-------- Supplied information --------

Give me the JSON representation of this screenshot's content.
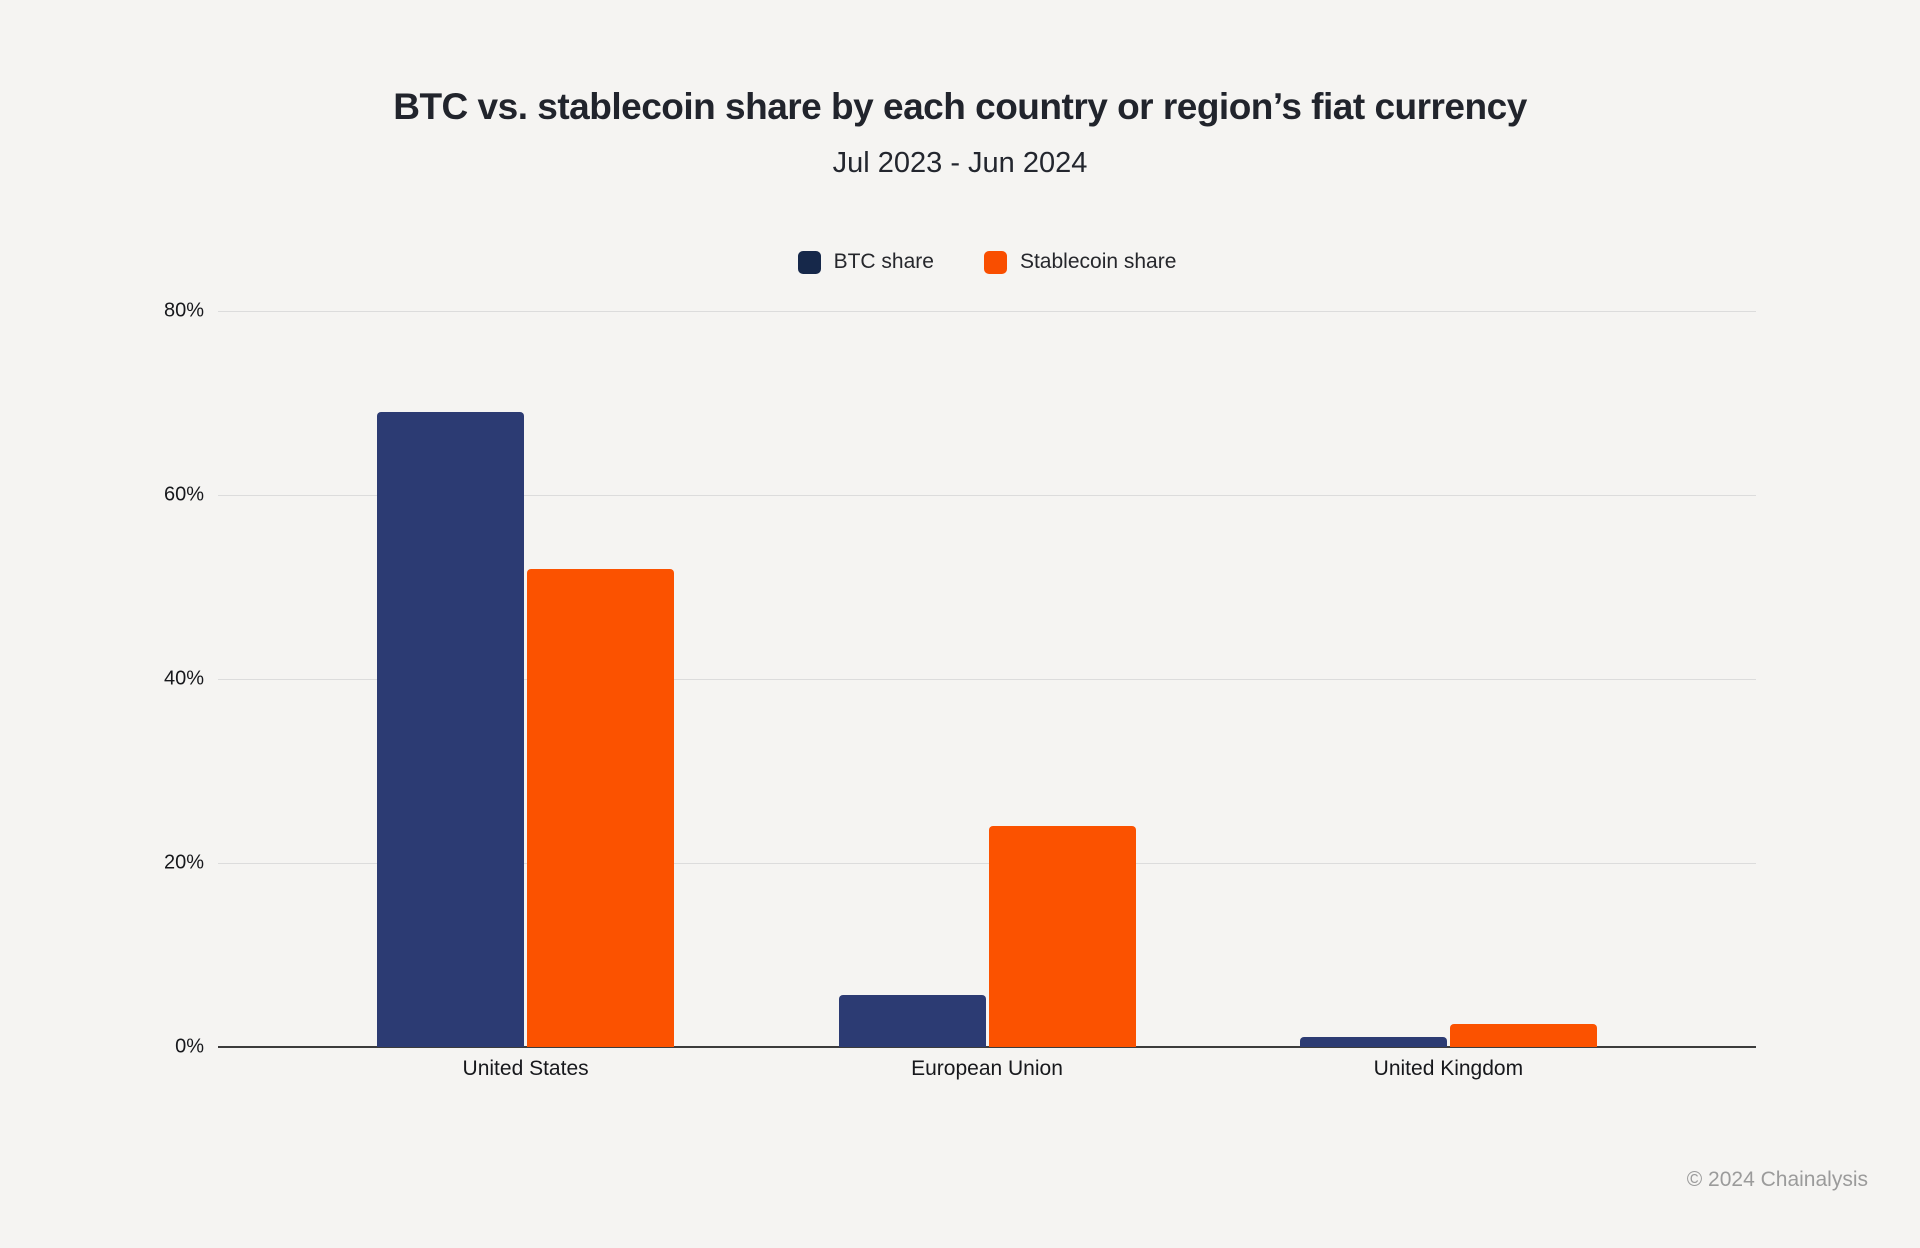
{
  "page": {
    "background": "#f5f4f2",
    "footer": "© 2024 Chainalysis"
  },
  "chart_data": {
    "type": "bar",
    "title": "BTC vs. stablecoin share by each country or region’s fiat currency",
    "subtitle": "Jul 2023 - Jun 2024",
    "categories": [
      "United States",
      "European Union",
      "United Kingdom"
    ],
    "series": [
      {
        "name": "BTC share",
        "color": "#2c3b73",
        "legend_color": "#16284a",
        "values": [
          69,
          5.6,
          1.1
        ]
      },
      {
        "name": "Stablecoin share",
        "color": "#fb5200",
        "legend_color": "#f94e00",
        "values": [
          52,
          24,
          2.5
        ]
      }
    ],
    "xlabel": "",
    "ylabel": "",
    "ylim": [
      0,
      80
    ],
    "yticks": [
      0,
      20,
      40,
      60,
      80
    ],
    "ytick_suffix": "%",
    "grid": true,
    "legend_position": "top-center",
    "colors": {
      "gridline": "#dcdcdc",
      "axis_line": "#3c3c3c",
      "title_text": "#21242c",
      "tick_text": "#17181c",
      "footer_text": "#9b9b9b"
    }
  }
}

--------

- [Aim]
Tally every line of the listing that holds the string "name", then give the number by itself.

- [Response to the task]
2